Dataset records:
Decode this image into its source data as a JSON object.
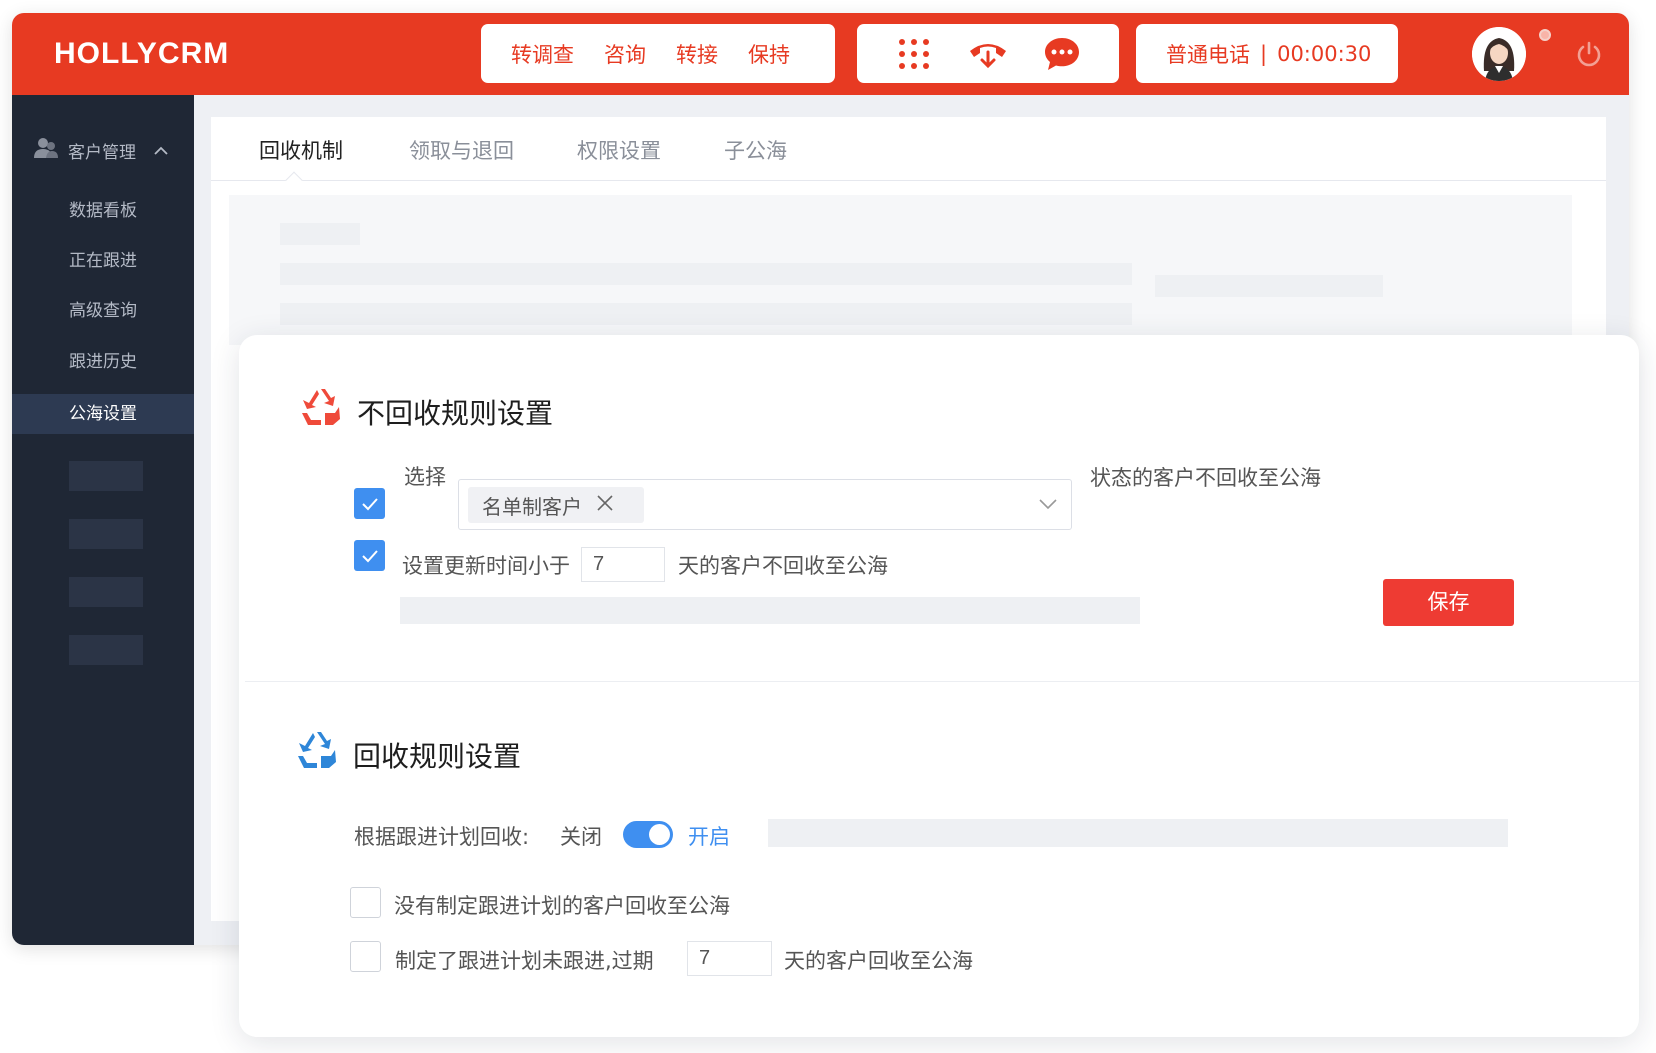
{
  "app": {
    "brand": "HOLLYCRM"
  },
  "header": {
    "actions": [
      "转调查",
      "咨询",
      "转接",
      "保持"
    ],
    "icons": [
      "dialpad-icon",
      "hangup-icon",
      "chat-icon"
    ],
    "call_type": "普通电话",
    "call_separator": "|",
    "call_timer": "00:00:30"
  },
  "sidebar": {
    "group_label": "客户管理",
    "items": [
      "数据看板",
      "正在跟进",
      "高级查询",
      "跟进历史",
      "公海设置"
    ],
    "active_item": "公海设置"
  },
  "tabs": [
    "回收机制",
    "领取与退回",
    "权限设置",
    "子公海"
  ],
  "active_tab": "回收机制",
  "no_recycle": {
    "title": "不回收规则设置",
    "select_label": "选择",
    "selected_tag": "名单制客户",
    "select_suffix": "状态的客户不回收至公海",
    "update_prefix": "设置更新时间小于",
    "update_days": "7",
    "update_suffix": "天的客户不回收至公海",
    "checkbox1_checked": true,
    "checkbox2_checked": true,
    "save_label": "保存"
  },
  "recycle": {
    "title": "回收规则设置",
    "plan_label": "根据跟进计划回收:",
    "off_label": "关闭",
    "on_label": "开启",
    "switch_on": true,
    "option1": "没有制定跟进计划的客户回收至公海",
    "option2_prefix": "制定了跟进计划未跟进,过期",
    "option2_days": "7",
    "option2_suffix": "天的客户回收至公海"
  },
  "colors": {
    "brand_red": "#e73a22",
    "sidebar_bg": "#1f2735",
    "accent_blue": "#3f8ff0",
    "save_red": "#ee3b33"
  }
}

## Short exercise:
Leave out all pictures, then copy the remaining material exactly.

## Output of the task:
Decode this image into its source data as a JSON object.
{
  "app": {
    "brand": "HOLLYCRM"
  },
  "header": {
    "actions": [
      "转调查",
      "咨询",
      "转接",
      "保持"
    ],
    "icons": [
      "dialpad-icon",
      "hangup-icon",
      "chat-icon"
    ],
    "call_type": "普通电话",
    "call_separator": "|",
    "call_timer": "00:00:30"
  },
  "sidebar": {
    "group_label": "客户管理",
    "items": [
      "数据看板",
      "正在跟进",
      "高级查询",
      "跟进历史",
      "公海设置"
    ],
    "active_item": "公海设置"
  },
  "tabs": [
    "回收机制",
    "领取与退回",
    "权限设置",
    "子公海"
  ],
  "active_tab": "回收机制",
  "no_recycle": {
    "title": "不回收规则设置",
    "select_label": "选择",
    "selected_tag": "名单制客户",
    "select_suffix": "状态的客户不回收至公海",
    "update_prefix": "设置更新时间小于",
    "update_days": "7",
    "update_suffix": "天的客户不回收至公海",
    "checkbox1_checked": true,
    "checkbox2_checked": true,
    "save_label": "保存"
  },
  "recycle": {
    "title": "回收规则设置",
    "plan_label": "根据跟进计划回收:",
    "off_label": "关闭",
    "on_label": "开启",
    "switch_on": true,
    "option1": "没有制定跟进计划的客户回收至公海",
    "option2_prefix": "制定了跟进计划未跟进,过期",
    "option2_days": "7",
    "option2_suffix": "天的客户回收至公海"
  },
  "colors": {
    "brand_red": "#e73a22",
    "sidebar_bg": "#1f2735",
    "accent_blue": "#3f8ff0",
    "save_red": "#ee3b33"
  }
}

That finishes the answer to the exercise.